YOUR TASK: Give only the number of lines in the data that contain the word "simple".

ROWS:
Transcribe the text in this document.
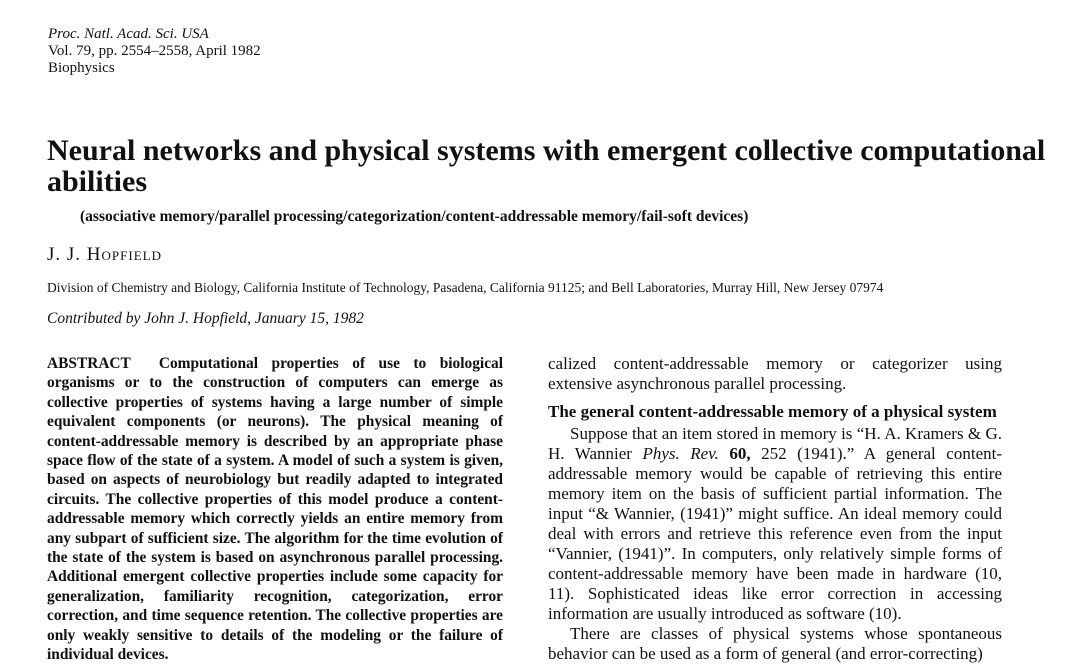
Proc. Natl. Acad. Sci. USA
Vol. 79, pp. 2554–2558, April 1982
Biophysics
Neural networks and physical systems with emergent collective computational abilities
(associative memory/parallel processing/categorization/content-addressable memory/fail-soft devices)
J. J. Hopfield
Division of Chemistry and Biology, California Institute of Technology, Pasadena, California 91125; and Bell Laboratories, Murray Hill, New Jersey 07974
Contributed by John J. Hopfield, January 15, 1982

ABSTRACT Computational properties of use to biological organisms or to the construction of computers can emerge as collective properties of systems having a large number of simple equivalent components (or neurons). The physical meaning of content-addressable memory is described by an appropriate phase space flow of the state of a system. A model of such a system is given, based on aspects of neurobiology but readily adapted to integrated circuits. The collective properties of this model produce a content-addressable memory which correctly yields an entire memory from any subpart of sufficient size. The algorithm for the time evolution of the state of the system is based on asynchronous parallel processing. Additional emergent collective properties include some capacity for generalization, familiarity recognition, categorization, error correction, and time sequence retention. The collective properties are only weakly sensitive to details of the modeling or the failure of individual devices.

calized content-addressable memory or categorizer using extensive asynchronous parallel processing.

The general content-addressable memory of a physical system

Suppose that an item stored in memory is “H. A. Kramers & G. H. Wannier Phys. Rev. 60, 252 (1941).” A general content-addressable memory would be capable of retrieving this entire memory item on the basis of sufficient partial information. The input “& Wannier, (1941)” might suffice. An ideal memory could deal with errors and retrieve this reference even from the input “Vannier, (1941)”. In computers, only relatively simple forms of content-addressable memory have been made in hardware (10, 11). Sophisticated ideas like error correction in accessing information are usually introduced as software (10).

There are classes of physical systems whose spontaneous behavior can be used as a form of general (and error-correcting)
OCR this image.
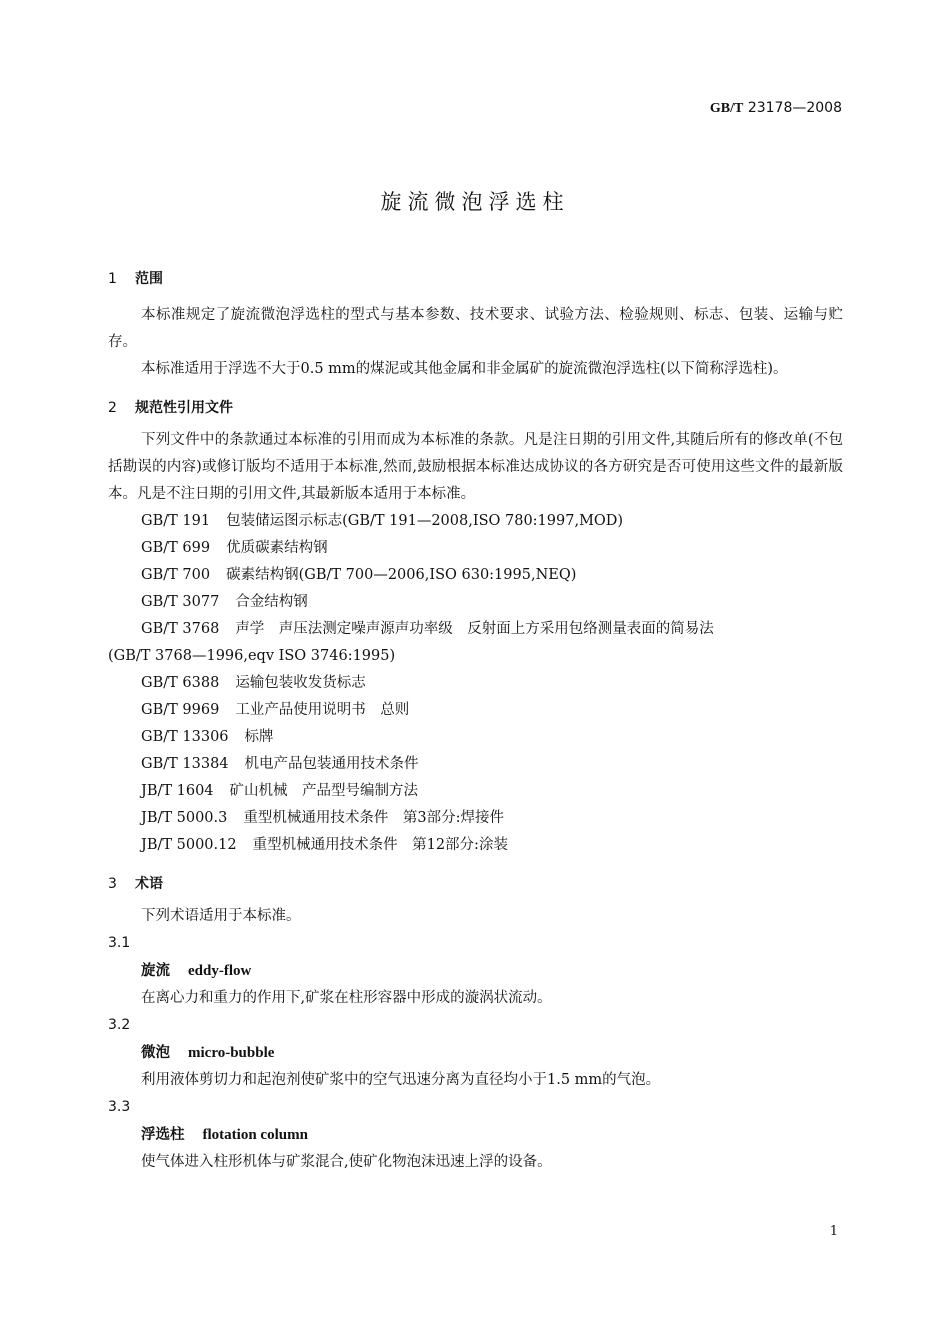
GB/T 23178—2008
旋流微泡浮选柱
1 范围
本标准规定了旋流微泡浮选柱的型式与基本参数、技术要求、试验方法、检验规则、标志、包装、运输与贮存。
本标准适用于浮选不大于0.5 mm的煤泥或其他金属和非金属矿的旋流微泡浮选柱(以下简称浮选柱)。
2 规范性引用文件
下列文件中的条款通过本标准的引用而成为本标准的条款。凡是注日期的引用文件,其随后所有的修改单(不包括勘误的内容)或修订版均不适用于本标准,然而,鼓励根据本标准达成协议的各方研究是否可使用这些文件的最新版本。凡是不注日期的引用文件,其最新版本适用于本标准。
GB/T 191 包装储运图示标志(GB/T 191—2008,ISO 780:1997,MOD)
GB/T 699 优质碳素结构钢
GB/T 700 碳素结构钢(GB/T 700—2006,ISO 630:1995,NEQ)
GB/T 3077 合金结构钢
GB/T 3768 声学　声压法测定噪声源声功率级　反射面上方采用包络测量表面的简易法
(GB/T 3768—1996,eqv ISO 3746:1995)
GB/T 6388 运输包装收发货标志
GB/T 9969 工业产品使用说明书　总则
GB/T 13306 标牌
GB/T 13384 机电产品包装通用技术条件
JB/T 1604 矿山机械　产品型号编制方法
JB/T 5000.3 重型机械通用技术条件　第3部分:焊接件
JB/T 5000.12 重型机械通用技术条件　第12部分:涂装
3 术语
下列术语适用于本标准。
3.1
旋流 eddy-flow
在离心力和重力的作用下,矿浆在柱形容器中形成的漩涡状流动。
3.2
微泡 micro-bubble
利用液体剪切力和起泡剂使矿浆中的空气迅速分离为直径均小于1.5 mm的气泡。
3.3
浮选柱 flotation column
使气体进入柱形机体与矿浆混合,使矿化物泡沫迅速上浮的设备。
1
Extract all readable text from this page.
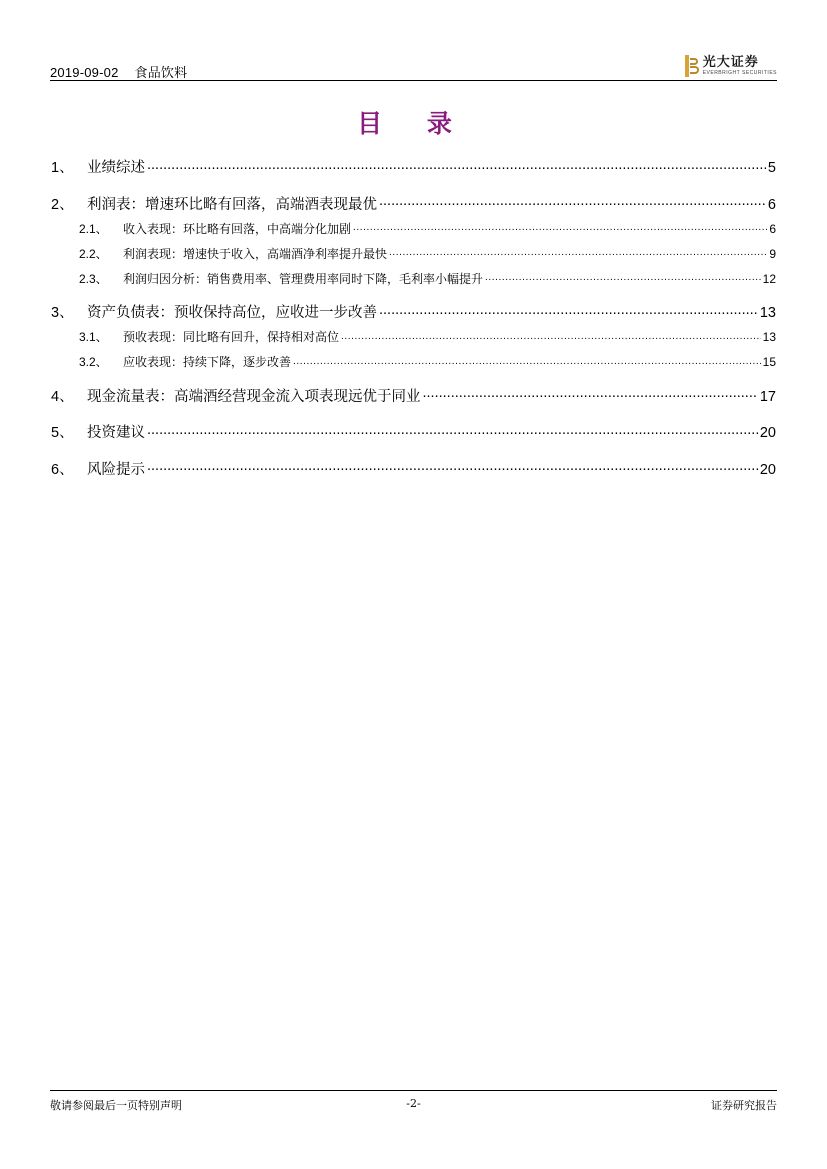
2019-09-02 食品饮料
光大证券
EVERBRIGHT SECURITIES
目 录
1、 业绩综述 .....	5
2、 利润表：增速环比略有回落，高端酒表现最优 .....	6
2.1、	收入表现：环比略有回落，中高端分化加剧 .....	6
2.2、	利润表现：增速快于收入，高端酒净利率提升最快 .....	9
2.3、	利润归因分析：销售费用率、管理费用率同时下降，毛利率小幅提升 .....	12
3、 资产负债表：预收保持高位，应收进一步改善 .....	13
3.1、	预收表现：同比略有回升，保持相对高位 .....	13
3.2、	应收表现：持续下降，逐步改善 .....	15
4、 现金流量表：高端酒经营现金流入项表现远优于同业 .....	17
5、 投资建议 .....	20
6、 风险提示 .....	20
敬请参阅最后一页特别声明	-2-	证券研究报告
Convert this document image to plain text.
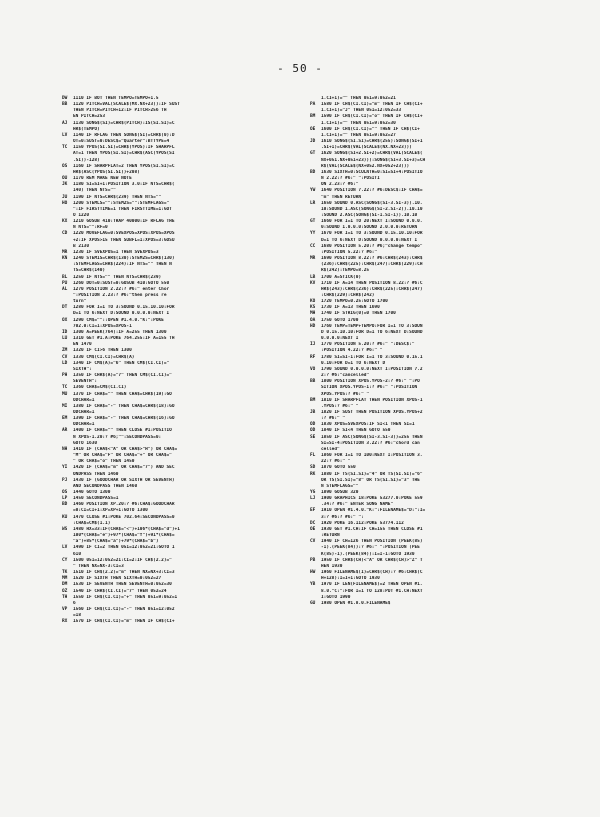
- 50 -
DW	1110 IF BOT THEN TEMPO=TEMPO+1.5
BB	1120 PITCH=VAL(SCALE$(MX.NX+23)):IF SUST
THEN PITCH=PITCH+12:IF PITCH>256 TH
EN PITCH=253
AJ	1130 SONG$(SI)=CHR$(PITCH):IS(SI.SI)=C
HR$(TEMPO)
LV	1140 IF RFLAG THEN SONG$(SI)=CHR$(0):D
OT=0:SUST=0:DESC$="Quarter":BTTYPE=4
TC	1150 YPOS(SI.SI)=CHR$(YPOS):IF SHARPFL
AT=1 THEN YPOS(SI.SI)=CHR$(ASC(YPOS(SI
.SI))-128)
OS	1160 IF SHARPFLAT=2 THEN YPOS(SI.SI)=C
HR$(ASC(YPOS(SI.SI))+208)
OU	1170 REM MAKE NEW NOTE
JK	1180 SI=SI+1:POSITION 3.0:IF NTS=CHR$(
140) THEN NTS=""
JU	1190 IF NTS=CHR$(239) THEN NTS=""
HO	1200 STEMLS="":STEM2S="":STEMFLAGS="
":IF FIRSTTIME=1 THEN FIRSTTIME=1:GOT
O 1220
KX	1210 GOSUB 410:TRAP 40000:IF RFLAG THE
N NTS="":RF=0
CD	1220 MOVEFLAG=0:SVEXPOS=XPOS:XPOS=XPOS
+2:IF XPOS>15 THEN SUBFL=1:XPOS=3:GOSU
B 2130
MR	1230 IF SVEXPOS=1 THEN SVEXPOS=3
KN	1240 STEM1S=CHR$(130):STEM2S=CHR$(130)
:STEMFLAGS=CHR$(224):IF NTS="" THEN N
TS=CHR$(140)
BL	1250 IF NTS="" THEN NTS=CHR$(239)
PU	1260 DOT=0:SUST=0:GOSUB 410:GOTO 550
AL	1270 POSITION 2.22:? #6:" enter Chor
":POSITION 2.23:? #6:"then press re
turn"
DT	1280 FOR I=1 TO 3:SOUND 0.15.10.10:FOR
D=1 TO 6:NEXT D:SOUND 0.0.0.0:NEXT I
OX	1290 CM$=""::OPEN #1.4.0."K:":POKE
702.0:CI=1:XPOS=XPOS-1
ID	1300 A=PEEK(764):IF A=255 THEN 1300
LU	1310 GET #1.A:POKE 764.255:IF A=155 TH
EN 1470
ZM	1320 IF CI>6 THEN 1300
CV	1330 CM$(CI.CI)=CHR$(A)
LD	1340 IF CM$(A)="6" THEN CM$(CI.CI)="
SIXTH":
PH	1350 IF CHR$(A)="7" THEN CM$(CI.CI)="
SEVENTH":
TC	1360 CHA$=CM$(CI.CI)
MU	1370 IF CHA$="" THEN CHA$=CHR$(19):GO
ODCHAR=1
MI	1380 IF CHA$="-" THEN CHA$=CHR$(18):GO
ODCHAR=1
EM	1390 IF CHA$="-" THEN CHA$=CHR$(16):GO
ODCHAR=1
AR	1400 IF CHA$="" THEN CLOSE #1:POSITIO
N XPOS-1.20:? #6;"":SECONDPASS=0:
GOTO 1630
NH	1410 IF (CHA$<"A" OR CHA$>"H") OR CHA$=
"M" OR CHA$="F" OR CHA$="+" OR CHA$="
" OR CHA$="o" THEN 1450
YI	1420 IF (CHA$="m" OR CHA$="7") AND SEC
ONDPASS THEN 1460
PJ	1430 IF (GOODCHAR OR SIXTH OR SEVENTH)
AND SECONDPASS THEN 1460
OS	1440 GOTO 1300
LP	1450 SECONDPASS=1
BD	1460 POSITION XP.20:? #6:CHA$:GOODCHAR
=0:CI=CI+1:XP=XP+1:GOTO 1300
KU	1470 CLOSE #1:POKE 702.64:SECONDPASS=0
:CHA$=CM$(1.1)
WS	1480 HX=33:IF(CHA$="<")+106*(CHA$="d")+1
100*(CHA$="e")+97*(CHA$="f")+91*(CHA$=
"a")+85*(CHA$="a")+79*(CHA$="b")
LV	1490 IF CI=2 THEN 051=12:052=21:GOTO 1
610
CY	1500 051=12:052=21:CI=2:IF CH$(2.2)="
" THEN NX=NX-3:CI=3
TK	1510 IF CH$(2.2)="m" THEN NX=NX+3:CI=3
MM	1520 IF SIXTH THEN SIXTH=0:052=27
DM	1530 IF SEVENTH THEN SEVENTH=0:052=30
OZ	1540 IF CHR$(CI.CI)="7" THEN 052=24
TH	1550 IF CH$(CI.CI)="+" THEN 051=9:052=1
6
VP	1560 IF CH$(CI.CI)="-" THEN 051=12:052
=18
RX	1570 IF CH$(CI.CI)="m" THEN IF CH$(CI+
1.CI+1)="" THEN 051=9:052=21
PA	1580 IF CH$(CI.CI)="m" THEN IF CH$(CI+
1.CI+1)="J" THEN 051=12:052=33
BM	1590 IF CH$(CI.CI)="o" THEN IF CH$(CI+
1.CI+1)="" THEN 051=9:052=30
OE	1600 IF CH$(CI.CI)="" THEN IF CH$(CI+
1.CI+1)="" THEN 051=9:052=27
JD	1610 SONG$(SI.SI)=CHR$(255):SONG$(SI+1
.SI+1)=CHR$(VAL(SCALE$(NX.NX+23)))
GT	1620 SONG$(SI+2.SI+2)=CHR$(VAL(SCALE$(
NX+051.NX+051+23))):SONG$(SI+3.SI+3)=CH
R$(VAL(SCALE$(NX+052.NX+052+23)))
BD	1630 SIXTH=0:SCULNTH=0:SI=SI+4:POSITIO
N 2.22:? #6:" ":POSITI
ON 2.23:? #6:"
YW	1640 POSITION 7.22:? #6:DESC$:IF CHA$=
"m" THEN RETURN
LR	1650 SOUND 0.ASC(SONG$(SI-3.SI-3)).10.
10:SOUND 1.ASC(SONG$(SI-2.SI-2)).10.10
:SOUND 2.ASC(SONG$(SI-1.SI-1)).10.10
GT	1660 FOR I=1 TO 20:NEXT I:SOUND 0.0.0.
0:SOUND 1.0.0.0:SOUND 2.0.0.0:RETURN
YY	1670 FOR I=1 TO 3:SOUND 0.15.10.10:FOR
D=1 TO 6:NEXT D:SOUND 0.0.0.0:NEXT I
CC	1680 POSITION 5.20:? #6;"change tempo"
:POSITION 5.22:? #6:"
MR	1690 POSITION 8.22:? #6:CHR$(243):CHR$
(236):CHR$(225):CHR$(247):CHR$(229):CH
R$(242):TEMPO=8.25
LB	1700 A=STICK(0)
KV	1710 IF A=14 THEN POSITION 8.22:? #6:C
HR$(243):CHR$(236):CHR$(225):CHR$(247)
:CHR$(229):CHR$(242)
KO	1720 TEMPO=0.25:GOTO 1700
KS	1730 IF A=13 THEN 1690
MH	1740 IF STRIG(0)=0 THEN 1700
OA	1750 GOTO 1700
HD	1760 TEMP=TEMP+TEMPO:FOR I=1 TO 3:SOUN
D 0.15.10.10:FOR D=1 TO 6:NEXT D:SOUND
0.0.0.0:NEXT I
IJ	1770 POSITION 5.20:? #6:" ":DESC$:"
:POSITION 4.22:? #6:" "
RF	1780 SI=SI-1:FOR I=1 TO 3:SOUND 0.15.1
0.10:FOR D=1 TO 6:NEXT D
VO	1790 SOUND 0.0.0.0:NEXT I:POSITION 7.2
2:? #6:"cancelled"
BB	1800 POSITION XPOS.YPOS-2:? #6:" ":PO
SITION XPOS.YPOS-1:? #6:" ":POSITION
XPOS.YPOS:? #6:" "
BM	1810 IF SHARPFLAT THEN POSITION XPOS-1
.YPOS:? #6:" "
JB	1820 IF SUST THEN POSITION XPOS.YPOS+2
:? #6:" "
OD	1830 XPOS=SVEXPOS:IF SI<1 THEN SI=1
OD	1840 IF SI<4 THEN GOTO 550
SE	1850 IF ASC(SONG$(SI-3.SI-3))=255 THEN
SI=SI-4:POSITION 3.22:? #6:"chord can
celled"
FL	1860 FOR I=1 TO 100:NEXT I:POSITION 3.
22:? #6:" "
SD	1870 GOTO 550
RK	1880 IF TS(SI.SI)="4" OR TS(SI.SI)="6"
OR TS(SI.SI)="8" OR TS(SI.SI)="3" THE
N STEMFLAGS=""
YG	1890 GOSUB 320
LJ	1900 GRAPHICS 18:POKE 53277.0:POKE 559
.34:? #6:" ENTER SONG NAME"
EF	1910 OPEN #1.4.0."K:":FILENAME$="D:":I=
3:? #6:? #6:" ":
DC	1920 POKE 16.112:POKE 53774.112
OE	1930 GET #1.CH:IF CH=155 THEN CLOSE #1
:RETURN
CV	1940 IF CH=126 THEN POSITION (PEEK(85)
-1).(PEEK(84)):? #6:" ":POSITION (PEE
K(85)-1).(PEEK(84)):I=I-1:GOTO 1930
PB	1950 IF CHR$(CH)<"A" OR CHR$(CH)>"Z" T
HEN 1930
HW	1960 FILENAME$(I)=CHR$(CH):? #6:CHR$(C
H+128):I=I+1:GOTO 1930
YB	1970 IF LEN(FILENAME$)=2 THEN OPEN #1.
8.0."C:":FOR I=1 TO 128:PUT #1.CH:NEXT
I:GOTO 1990
GU	1980 OPEN #1.8.0.FILENAME$
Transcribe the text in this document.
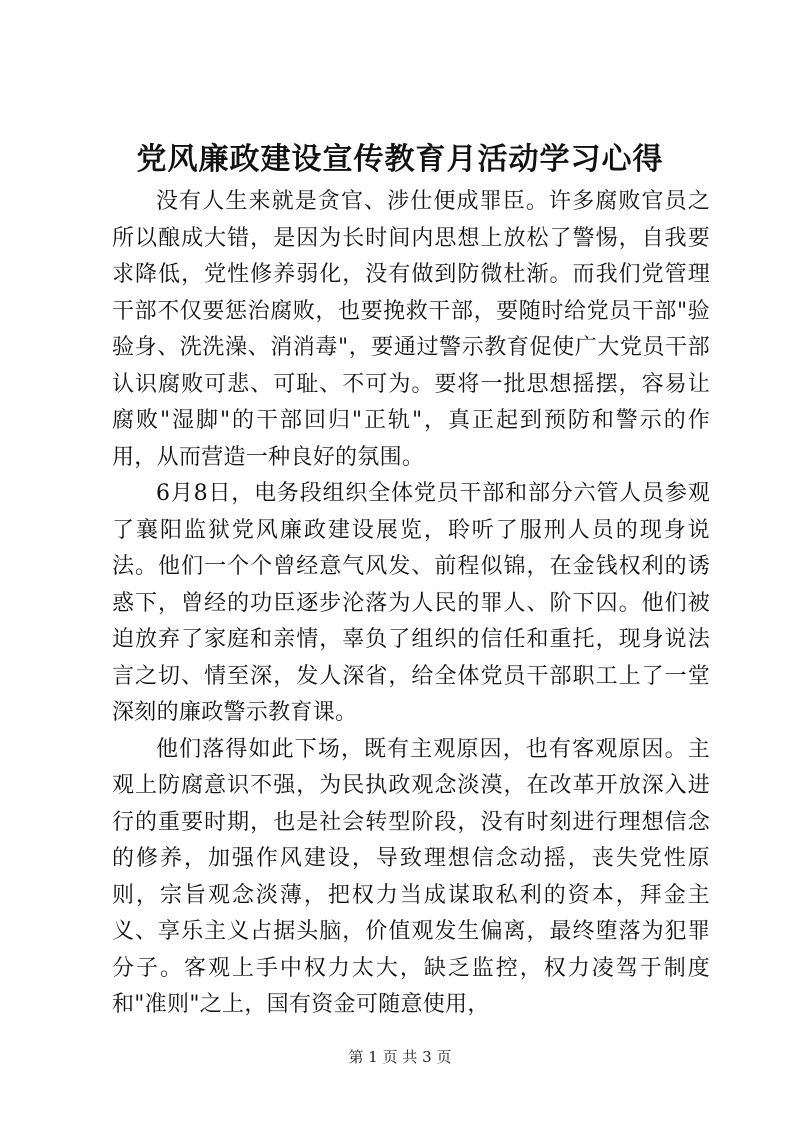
党风廉政建设宣传教育月活动学习心得

没有人生来就是贪官、涉仕便成罪臣。许多腐败官员之所以酿成大错，是因为长时间内思想上放松了警惕，自我要求降低，党性修养弱化，没有做到防微杜渐。而我们党管理干部不仅要惩治腐败，也要挽救干部，要随时给党员干部"验验身、洗洗澡、消消毒"，要通过警示教育促使广大党员干部认识腐败可悲、可耻、不可为。要将一批思想摇摆，容易让腐败"湿脚"的干部回归"正轨"，真正起到预防和警示的作用，从而营造一种良好的氛围。

6月8日，电务段组织全体党员干部和部分六管人员参观了襄阳监狱党风廉政建设展览，聆听了服刑人员的现身说法。他们一个个曾经意气风发、前程似锦，在金钱权利的诱惑下，曾经的功臣逐步沦落为人民的罪人、阶下囚。他们被迫放弃了家庭和亲情，辜负了组织的信任和重托，现身说法言之切、情至深，发人深省，给全体党员干部职工上了一堂深刻的廉政警示教育课。

他们落得如此下场，既有主观原因，也有客观原因。主观上防腐意识不强，为民执政观念淡漠，在改革开放深入进行的重要时期，也是社会转型阶段，没有时刻进行理想信念的修养，加强作风建设，导致理想信念动摇，丧失党性原则，宗旨观念淡薄，把权力当成谋取私利的资本，拜金主义、享乐主义占据头脑，价值观发生偏离，最终堕落为犯罪分子。客观上手中权力太大，缺乏监控，权力凌驾于制度和"准则"之上，国有资金可随意使用，

第 1 页 共 3 页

WRITTEN SOLUTION: 2